REQUEST: Transcribe the data that follows precisely, omitting nothing.

Source records:

—————

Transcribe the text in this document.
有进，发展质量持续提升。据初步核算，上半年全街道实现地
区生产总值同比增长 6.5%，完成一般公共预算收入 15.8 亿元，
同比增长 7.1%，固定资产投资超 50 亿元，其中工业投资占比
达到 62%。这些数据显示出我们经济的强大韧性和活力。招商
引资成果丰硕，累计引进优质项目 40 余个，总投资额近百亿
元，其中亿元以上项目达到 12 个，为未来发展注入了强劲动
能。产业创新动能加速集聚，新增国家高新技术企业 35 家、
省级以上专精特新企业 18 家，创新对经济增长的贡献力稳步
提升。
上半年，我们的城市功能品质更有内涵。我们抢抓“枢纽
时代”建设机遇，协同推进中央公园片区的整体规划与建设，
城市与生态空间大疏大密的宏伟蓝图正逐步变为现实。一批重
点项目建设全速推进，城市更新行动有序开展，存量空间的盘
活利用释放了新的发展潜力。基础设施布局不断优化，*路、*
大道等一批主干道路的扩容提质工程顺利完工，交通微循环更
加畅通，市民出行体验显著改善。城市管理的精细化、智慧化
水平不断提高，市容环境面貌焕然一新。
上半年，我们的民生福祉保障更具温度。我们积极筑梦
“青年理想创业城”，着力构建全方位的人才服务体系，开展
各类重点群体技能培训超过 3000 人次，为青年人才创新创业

—————

EXERCISE RESULT:
Transcribe the text in this document.
有进，发展质量持续提升。据初步核算，上半年全街道实现地
区生产总值同比增长 6.5%，完成一般公共预算收入 15.8 亿元，
同比增长 7.1%，固定资产投资超 50 亿元，其中工业投资占比
达到 62%。这些数据显示出我们经济的强大韧性和活力。招商
引资成果丰硕，累计引进优质项目 40 余个，总投资额近百亿
元，其中亿元以上项目达到 12 个，为未来发展注入了强劲动
能。产业创新动能加速集聚，新增国家高新技术企业 35 家、
省级以上专精特新企业 18 家，创新对经济增长的贡献力稳步
提升。
上半年，我们的城市功能品质更有内涵。我们抢抓“枢纽
时代”建设机遇，协同推进中央公园片区的整体规划与建设，
城市与生态空间大疏大密的宏伟蓝图正逐步变为现实。一批重
点项目建设全速推进，城市更新行动有序开展，存量空间的盘
活利用释放了新的发展潜力。基础设施布局不断优化，*路、*
大道等一批主干道路的扩容提质工程顺利完工，交通微循环更
加畅通，市民出行体验显著改善。城市管理的精细化、智慧化
水平不断提高，市容环境面貌焕然一新。
上半年，我们的民生福祉保障更具温度。我们积极筑梦
“青年理想创业城”，着力构建全方位的人才服务体系，开展
各类重点群体技能培训超过 3000 人次，为青年人才创新创业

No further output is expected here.